# Extract to read:
_____
Since almost everyone agree on to run serial by default. We could implement it 
first. Regarding the parallel mode,  we could leave it in future although 
personally I prefer to define DAG for note.


Best Regard,
Jeff Zhang


From: Michael Segel 
<msegel_had...@hotmail.com<mailto:msegel_had...@hotmail.com>>
Reply-To: "users@zeppelin.apache.org<mailto:users@zeppelin.apache.org>" 
<users@zeppelin.apache.org<mailto:users@zeppelin.apache.org>>
Date: Friday, October 6, 2017 at 10:08 PM
To: "users@zeppelin.apache.org<mailto:users@zeppelin.apache.org>" 
<users@zeppelin.apache.org<mailto:users@zeppelin.apache.org>>
Subject: Re: Implementing run all paragraphs sequentially

Guys…

1) You’re posting this to the user list… Isn’t this a dev question?

2) +1 on the run serial… but doesn’t that already exist with the “run all 
paragraphs” button already?

3) -1 on a ‘run all in parallel’ button.  (Its like putting lipstick on a pig.)

Are you really going to run all of the paragraphs in parallel?  You’re not 
going to have a paragraph that is used to set things up? Import external 
libraries?  Define classes/functions for future paragraphs to use?

IMHO I would much rather see a DAG where each paragraph can set their 
dependancy… (this isn’t the right term. I’m trying to think back to how it was 
described in NeXTStep objective-c code.)
Then you could set your parallel button to run in parallel but if your 
paragraph is dependent on another, its blocked from executing until its 
predecessor completes.

But that’s just my $0.02

On Oct 6, 2017, at 2:25 AM, Polyakov Valeriy 
<v.polja...@tinkoff.ru<mailto:v.polja...@tinkoff.ru>> wrote:

Thank you all for sharing the problem. Naman Mishra had started the 
implementation of serial run in [1] so I propose to come back for the 
discussion of next step (both Parallel and Serial run buttons) after [1] will 
resolved.

[1] https://issues.apache.org/jira/browse/ZEPPELIN-2368


Valeriy Polyakov

From: Jeff Zhang [mailto:zjf...@gmail.com]
Sent: Friday, October 06, 2017 10:14 AM
To: users@zeppelin.apache.org<mailto:users@zeppelin.apache.org>
Subject: Re: Implementing run all paragraphs sequentially


+1 for serial run by default.  Let's leave others in future.

Mohit Jaggi <mohitja...@gmail.com<mailto:mohitja...@gmail.com>>于2017年10月6日周五 
上午7:48写道:
+1 for serial run by default.

Sent from my iPhone

On Oct 5, 2017, at 3:36 PM, moon soo Lee 
<m...@apache.org<mailto:m...@apache.org>> wrote:
I'd like to we also consider simplicity of use.

We can have two different modes, or two different run buttons for Serial or 
Parallel run. This gives flexibility of choosing two different scheduler as a 
benefit, but to make user understand difference between two run button, there 
must be really good UI treatment.
_____
# Data excerpt:
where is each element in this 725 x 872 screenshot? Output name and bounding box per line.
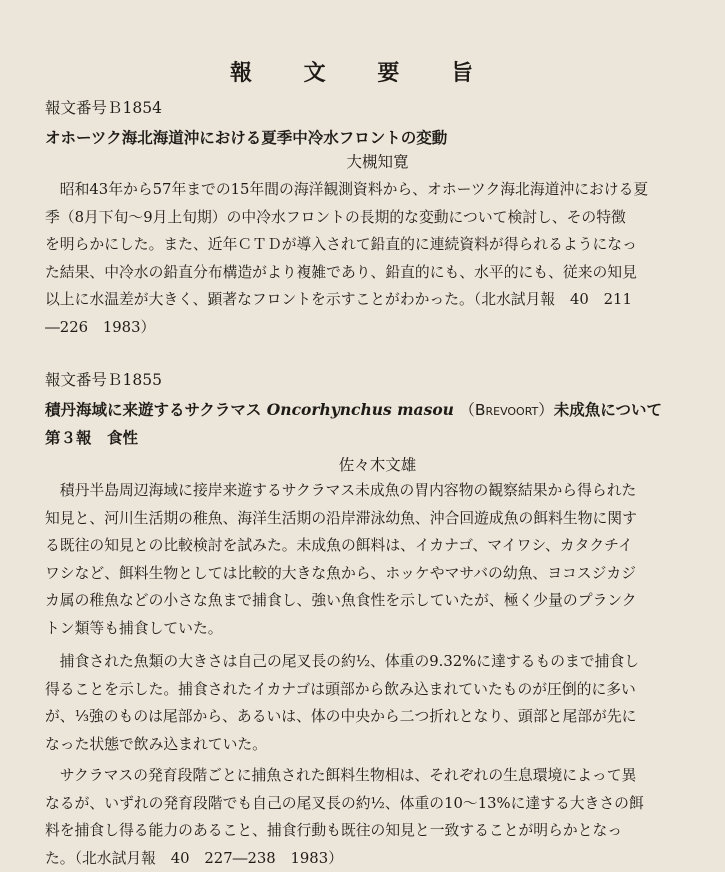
_____
# What the task asks:
From the mailing-list thread on running paragraphs sequentially, copy word for word the part that begins with the words containing "Are you really" and ends with "predecessor completes.".

# Final result:
Are you really going to run all of the paragraphs in parallel?  You’re not 
going to have a paragraph that is used to set things up? Import external 
libraries?  Define classes/functions for future paragraphs to use?

IMHO I would much rather see a DAG where each paragraph can set their 
dependancy… (this isn’t the right term. I’m trying to think back to how it was 
described in NeXTStep objective-c code.)
Then you could set your parallel button to run in parallel but if your 
paragraph is dependent on another, its blocked from executing until its 
predecessor completes.